Dataset records:
··········

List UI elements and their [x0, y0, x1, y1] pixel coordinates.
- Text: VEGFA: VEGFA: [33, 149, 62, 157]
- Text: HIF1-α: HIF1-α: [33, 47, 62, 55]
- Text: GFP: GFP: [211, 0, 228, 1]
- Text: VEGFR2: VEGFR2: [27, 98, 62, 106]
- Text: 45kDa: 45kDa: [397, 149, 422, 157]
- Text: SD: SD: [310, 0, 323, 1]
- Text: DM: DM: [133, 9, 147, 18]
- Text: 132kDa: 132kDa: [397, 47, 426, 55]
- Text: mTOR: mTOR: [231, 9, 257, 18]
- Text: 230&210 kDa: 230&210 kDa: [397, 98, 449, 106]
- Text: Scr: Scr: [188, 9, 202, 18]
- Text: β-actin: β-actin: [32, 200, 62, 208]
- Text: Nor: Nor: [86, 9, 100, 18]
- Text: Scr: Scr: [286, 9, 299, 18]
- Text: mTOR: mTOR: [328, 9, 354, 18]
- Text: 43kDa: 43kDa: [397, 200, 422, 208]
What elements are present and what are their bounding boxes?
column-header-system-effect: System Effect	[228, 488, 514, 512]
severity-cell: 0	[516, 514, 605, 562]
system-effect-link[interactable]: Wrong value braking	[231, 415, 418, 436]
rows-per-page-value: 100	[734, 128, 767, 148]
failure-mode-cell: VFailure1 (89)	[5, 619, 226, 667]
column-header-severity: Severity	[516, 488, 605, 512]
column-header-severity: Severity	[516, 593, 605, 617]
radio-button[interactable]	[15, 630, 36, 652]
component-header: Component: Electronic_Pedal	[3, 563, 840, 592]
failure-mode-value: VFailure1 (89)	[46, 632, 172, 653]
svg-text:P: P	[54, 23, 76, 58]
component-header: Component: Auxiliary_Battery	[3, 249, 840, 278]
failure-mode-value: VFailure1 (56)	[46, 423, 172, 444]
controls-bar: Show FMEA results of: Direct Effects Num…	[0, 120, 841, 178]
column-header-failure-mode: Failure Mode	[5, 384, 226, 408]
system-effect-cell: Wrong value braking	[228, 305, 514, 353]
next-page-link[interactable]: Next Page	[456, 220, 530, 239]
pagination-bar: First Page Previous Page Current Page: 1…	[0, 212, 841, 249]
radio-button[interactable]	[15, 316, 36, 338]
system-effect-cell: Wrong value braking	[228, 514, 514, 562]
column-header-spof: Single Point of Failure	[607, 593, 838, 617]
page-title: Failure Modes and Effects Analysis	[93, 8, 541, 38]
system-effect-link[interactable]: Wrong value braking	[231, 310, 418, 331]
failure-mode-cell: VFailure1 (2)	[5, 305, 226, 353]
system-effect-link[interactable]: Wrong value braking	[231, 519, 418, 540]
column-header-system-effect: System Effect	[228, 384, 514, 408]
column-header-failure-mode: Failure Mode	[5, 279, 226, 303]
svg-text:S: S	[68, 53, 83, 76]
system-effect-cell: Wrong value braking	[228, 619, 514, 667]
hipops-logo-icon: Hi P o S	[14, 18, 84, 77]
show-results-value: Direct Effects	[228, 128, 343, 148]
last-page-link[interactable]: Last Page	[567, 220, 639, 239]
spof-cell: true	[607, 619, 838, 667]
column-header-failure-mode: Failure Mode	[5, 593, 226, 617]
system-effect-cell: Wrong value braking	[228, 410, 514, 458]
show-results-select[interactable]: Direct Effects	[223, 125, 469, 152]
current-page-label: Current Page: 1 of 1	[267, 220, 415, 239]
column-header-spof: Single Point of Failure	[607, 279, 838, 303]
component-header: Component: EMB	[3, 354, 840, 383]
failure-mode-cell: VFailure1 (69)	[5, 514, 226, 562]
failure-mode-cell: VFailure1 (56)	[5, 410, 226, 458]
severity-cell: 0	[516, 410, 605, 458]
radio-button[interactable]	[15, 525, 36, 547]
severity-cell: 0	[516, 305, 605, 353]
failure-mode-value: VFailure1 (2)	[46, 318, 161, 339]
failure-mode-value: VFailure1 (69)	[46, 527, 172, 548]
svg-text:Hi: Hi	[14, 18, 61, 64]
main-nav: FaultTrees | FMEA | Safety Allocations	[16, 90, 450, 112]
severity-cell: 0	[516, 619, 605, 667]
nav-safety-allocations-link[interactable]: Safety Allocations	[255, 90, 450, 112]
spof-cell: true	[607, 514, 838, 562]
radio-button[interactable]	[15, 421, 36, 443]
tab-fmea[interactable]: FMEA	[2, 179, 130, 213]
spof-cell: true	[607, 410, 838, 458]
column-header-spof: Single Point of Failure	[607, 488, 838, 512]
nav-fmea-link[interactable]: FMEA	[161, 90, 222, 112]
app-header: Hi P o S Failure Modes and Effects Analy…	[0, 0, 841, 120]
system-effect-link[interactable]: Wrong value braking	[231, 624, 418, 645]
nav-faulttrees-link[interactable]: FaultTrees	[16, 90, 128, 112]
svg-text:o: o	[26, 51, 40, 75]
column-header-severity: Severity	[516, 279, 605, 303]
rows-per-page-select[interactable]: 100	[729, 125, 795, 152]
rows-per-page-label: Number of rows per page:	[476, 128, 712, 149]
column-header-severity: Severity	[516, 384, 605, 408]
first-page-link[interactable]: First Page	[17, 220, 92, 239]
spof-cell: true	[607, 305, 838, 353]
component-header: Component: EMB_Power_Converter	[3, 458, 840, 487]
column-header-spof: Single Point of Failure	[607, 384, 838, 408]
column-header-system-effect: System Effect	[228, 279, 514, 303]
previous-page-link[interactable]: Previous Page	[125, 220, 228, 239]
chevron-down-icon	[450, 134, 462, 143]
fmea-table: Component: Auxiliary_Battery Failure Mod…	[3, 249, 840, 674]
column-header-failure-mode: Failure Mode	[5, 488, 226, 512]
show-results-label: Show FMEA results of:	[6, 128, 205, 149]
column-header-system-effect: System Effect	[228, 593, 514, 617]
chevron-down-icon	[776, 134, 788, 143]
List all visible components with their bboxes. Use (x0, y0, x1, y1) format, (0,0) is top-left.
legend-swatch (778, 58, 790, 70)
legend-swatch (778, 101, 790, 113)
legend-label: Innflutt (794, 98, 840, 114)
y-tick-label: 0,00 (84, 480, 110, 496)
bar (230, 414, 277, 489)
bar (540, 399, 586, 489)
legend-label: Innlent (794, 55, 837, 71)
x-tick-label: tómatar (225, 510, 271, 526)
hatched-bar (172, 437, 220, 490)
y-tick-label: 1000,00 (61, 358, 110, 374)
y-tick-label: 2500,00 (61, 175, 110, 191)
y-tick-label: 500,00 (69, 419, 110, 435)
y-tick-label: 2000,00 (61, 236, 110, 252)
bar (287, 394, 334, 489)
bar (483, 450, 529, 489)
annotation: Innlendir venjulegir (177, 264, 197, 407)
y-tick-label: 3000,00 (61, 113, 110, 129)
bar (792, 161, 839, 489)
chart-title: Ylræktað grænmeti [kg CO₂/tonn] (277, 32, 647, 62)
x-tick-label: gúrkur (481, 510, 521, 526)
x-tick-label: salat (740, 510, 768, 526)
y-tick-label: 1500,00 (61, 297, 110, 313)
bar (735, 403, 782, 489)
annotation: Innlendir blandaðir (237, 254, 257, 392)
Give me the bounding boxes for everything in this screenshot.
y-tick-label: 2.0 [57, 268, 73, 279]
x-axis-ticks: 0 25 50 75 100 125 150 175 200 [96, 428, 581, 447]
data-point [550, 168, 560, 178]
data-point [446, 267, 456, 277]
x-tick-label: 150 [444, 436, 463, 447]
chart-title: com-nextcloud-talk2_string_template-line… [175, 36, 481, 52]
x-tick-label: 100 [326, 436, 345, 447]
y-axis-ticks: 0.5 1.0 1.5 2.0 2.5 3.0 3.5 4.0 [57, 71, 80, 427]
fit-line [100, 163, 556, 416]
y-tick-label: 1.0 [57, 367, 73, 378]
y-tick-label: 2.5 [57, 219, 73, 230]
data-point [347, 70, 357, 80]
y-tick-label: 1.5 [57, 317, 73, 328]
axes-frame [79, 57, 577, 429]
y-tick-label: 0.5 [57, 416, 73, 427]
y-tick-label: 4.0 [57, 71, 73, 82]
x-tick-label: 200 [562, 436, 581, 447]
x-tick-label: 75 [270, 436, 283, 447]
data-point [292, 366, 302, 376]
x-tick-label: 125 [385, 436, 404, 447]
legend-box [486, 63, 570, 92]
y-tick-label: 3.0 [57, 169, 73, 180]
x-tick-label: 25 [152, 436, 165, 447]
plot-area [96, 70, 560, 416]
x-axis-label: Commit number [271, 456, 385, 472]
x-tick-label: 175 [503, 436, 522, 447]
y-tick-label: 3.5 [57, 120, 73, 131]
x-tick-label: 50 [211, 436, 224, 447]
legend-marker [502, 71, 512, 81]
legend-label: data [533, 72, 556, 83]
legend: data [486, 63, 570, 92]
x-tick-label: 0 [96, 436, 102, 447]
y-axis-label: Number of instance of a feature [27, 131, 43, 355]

··········

Task instructions: Starting from the beginning of the records and continuing through the line that contains "563, 840, 592]", write out each line exactly as it appears, including both of those end lines.

Exercise output:
List UI elements and their [x0, y0, x1, y1] pixel coordinates.
- Text: VEGFA: VEGFA: [33, 149, 62, 157]
- Text: HIF1-α: HIF1-α: [33, 47, 62, 55]
- Text: GFP: GFP: [211, 0, 228, 1]
- Text: VEGFR2: VEGFR2: [27, 98, 62, 106]
- Text: 45kDa: 45kDa: [397, 149, 422, 157]
- Text: SD: SD: [310, 0, 323, 1]
- Text: DM: DM: [133, 9, 147, 18]
- Text: 132kDa: 132kDa: [397, 47, 426, 55]
- Text: mTOR: mTOR: [231, 9, 257, 18]
- Text: 230&210 kDa: 230&210 kDa: [397, 98, 449, 106]
- Text: Scr: Scr: [188, 9, 202, 18]
- Text: β-actin: β-actin: [32, 200, 62, 208]
- Text: Nor: Nor: [86, 9, 100, 18]
- Text: Scr: Scr: [286, 9, 299, 18]
- Text: mTOR: mTOR: [328, 9, 354, 18]
- Text: 43kDa: 43kDa: [397, 200, 422, 208]
What elements are present and what are their bounding boxes?
column-header-system-effect: System Effect	[228, 488, 514, 512]
severity-cell: 0	[516, 514, 605, 562]
system-effect-link[interactable]: Wrong value braking	[231, 415, 418, 436]
rows-per-page-value: 100	[734, 128, 767, 148]
failure-mode-cell: VFailure1 (89)	[5, 619, 226, 667]
column-header-severity: Severity	[516, 488, 605, 512]
column-header-severity: Severity	[516, 593, 605, 617]
radio-button[interactable]	[15, 630, 36, 652]
component-header: Component: Electronic_Pedal	[3, 563, 840, 592]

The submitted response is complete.